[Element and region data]

********************

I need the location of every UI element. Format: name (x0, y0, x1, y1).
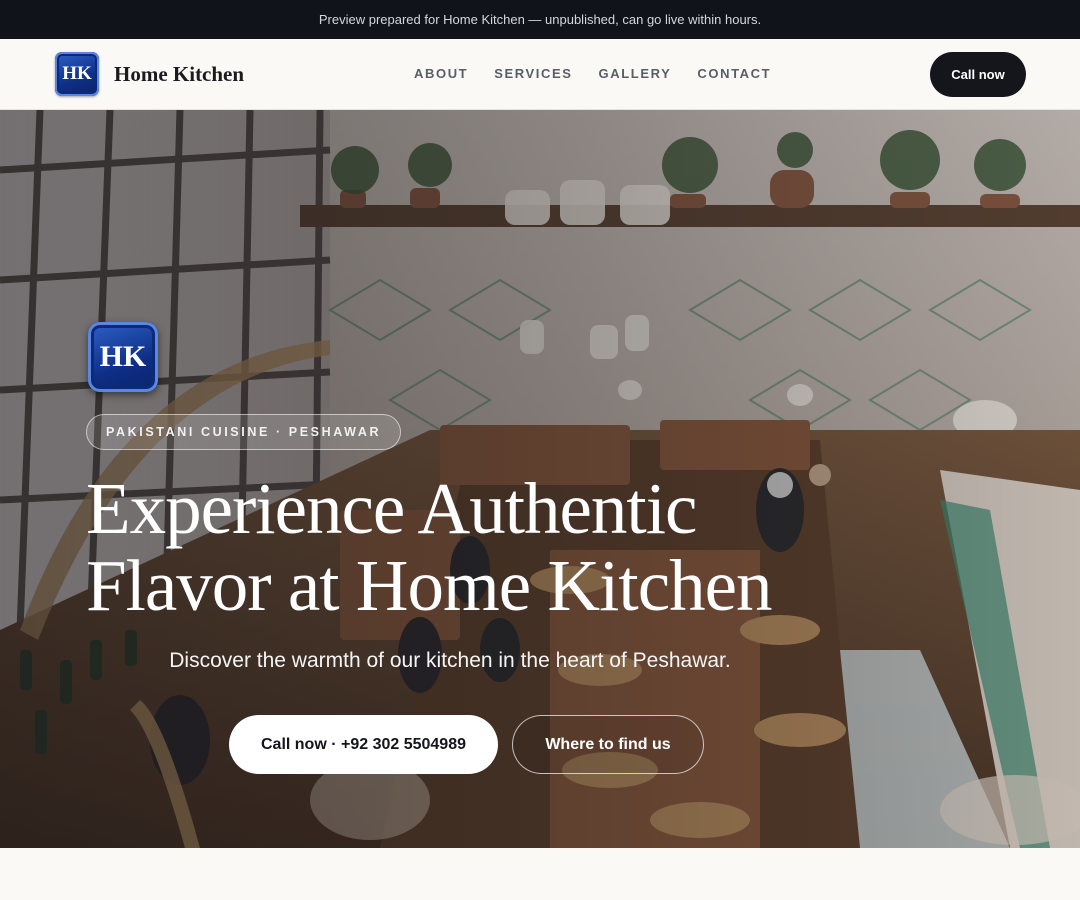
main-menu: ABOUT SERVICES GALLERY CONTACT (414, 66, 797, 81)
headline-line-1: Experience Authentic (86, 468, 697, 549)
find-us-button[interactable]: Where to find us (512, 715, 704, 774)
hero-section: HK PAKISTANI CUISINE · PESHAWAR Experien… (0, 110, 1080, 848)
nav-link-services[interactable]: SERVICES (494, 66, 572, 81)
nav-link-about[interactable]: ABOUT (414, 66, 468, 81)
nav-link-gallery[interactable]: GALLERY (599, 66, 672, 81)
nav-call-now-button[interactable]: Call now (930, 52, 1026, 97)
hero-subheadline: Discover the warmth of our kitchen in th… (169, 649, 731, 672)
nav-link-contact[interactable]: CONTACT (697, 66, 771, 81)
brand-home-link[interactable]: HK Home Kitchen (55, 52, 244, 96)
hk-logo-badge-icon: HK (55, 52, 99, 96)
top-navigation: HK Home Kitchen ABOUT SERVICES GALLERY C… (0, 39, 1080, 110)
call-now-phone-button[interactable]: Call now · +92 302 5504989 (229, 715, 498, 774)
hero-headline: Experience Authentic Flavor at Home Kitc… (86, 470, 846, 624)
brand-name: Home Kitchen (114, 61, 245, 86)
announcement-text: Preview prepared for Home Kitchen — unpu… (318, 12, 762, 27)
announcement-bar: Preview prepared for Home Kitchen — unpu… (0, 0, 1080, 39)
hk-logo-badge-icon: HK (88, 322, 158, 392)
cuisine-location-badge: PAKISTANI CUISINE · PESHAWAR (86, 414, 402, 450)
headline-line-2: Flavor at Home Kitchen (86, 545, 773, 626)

********************

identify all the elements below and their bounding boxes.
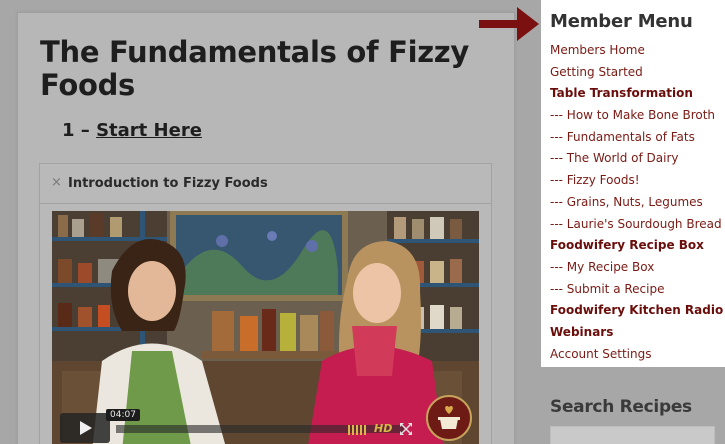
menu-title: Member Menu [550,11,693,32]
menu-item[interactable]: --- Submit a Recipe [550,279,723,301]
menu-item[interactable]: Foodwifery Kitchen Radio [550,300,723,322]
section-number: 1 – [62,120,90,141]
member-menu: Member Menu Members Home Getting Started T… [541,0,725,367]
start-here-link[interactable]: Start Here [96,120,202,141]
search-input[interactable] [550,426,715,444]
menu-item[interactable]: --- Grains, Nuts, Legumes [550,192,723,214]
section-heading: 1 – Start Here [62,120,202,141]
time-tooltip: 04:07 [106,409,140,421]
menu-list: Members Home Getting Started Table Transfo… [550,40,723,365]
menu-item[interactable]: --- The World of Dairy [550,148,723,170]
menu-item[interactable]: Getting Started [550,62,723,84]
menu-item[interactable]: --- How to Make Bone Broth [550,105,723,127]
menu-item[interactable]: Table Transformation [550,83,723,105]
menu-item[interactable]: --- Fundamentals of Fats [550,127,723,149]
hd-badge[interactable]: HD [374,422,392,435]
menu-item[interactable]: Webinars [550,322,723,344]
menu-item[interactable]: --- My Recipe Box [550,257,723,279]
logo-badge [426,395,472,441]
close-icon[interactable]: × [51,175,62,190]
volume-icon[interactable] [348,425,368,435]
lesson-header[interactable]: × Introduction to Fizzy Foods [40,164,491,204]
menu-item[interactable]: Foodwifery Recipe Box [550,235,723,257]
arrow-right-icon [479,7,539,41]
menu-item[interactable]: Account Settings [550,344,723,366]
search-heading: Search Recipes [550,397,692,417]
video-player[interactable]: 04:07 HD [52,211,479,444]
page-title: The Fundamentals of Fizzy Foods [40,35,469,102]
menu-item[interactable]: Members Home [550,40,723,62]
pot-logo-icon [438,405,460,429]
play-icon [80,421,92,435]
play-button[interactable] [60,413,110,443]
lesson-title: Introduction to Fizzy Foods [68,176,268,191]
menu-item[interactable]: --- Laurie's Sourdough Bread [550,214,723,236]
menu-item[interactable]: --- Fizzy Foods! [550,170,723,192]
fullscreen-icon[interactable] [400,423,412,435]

********************

Put the items from the line with "menu-title: Member Menu [550,11,693,32]" up to and including the line with "search-input[interactable] [550,426,715,444]" into a numbered list, leaving out blank lines.

**Answer to this exercise:**
1. menu-title: Member Menu [550,11,693,32]
2. menu-item[interactable]: --- Submit a Recipe [550,279,723,301]
3. menu-item[interactable]: Foodwifery Kitchen Radio [550,300,723,322]
4. section-number: 1 – [62,120,90,141]
5. member-menu: Member Menu Members Home Getting Started T… [541,0,725,367]
6. start-here-link[interactable]: Start Here [96,120,202,141]
7. search-input[interactable] [550,426,715,444]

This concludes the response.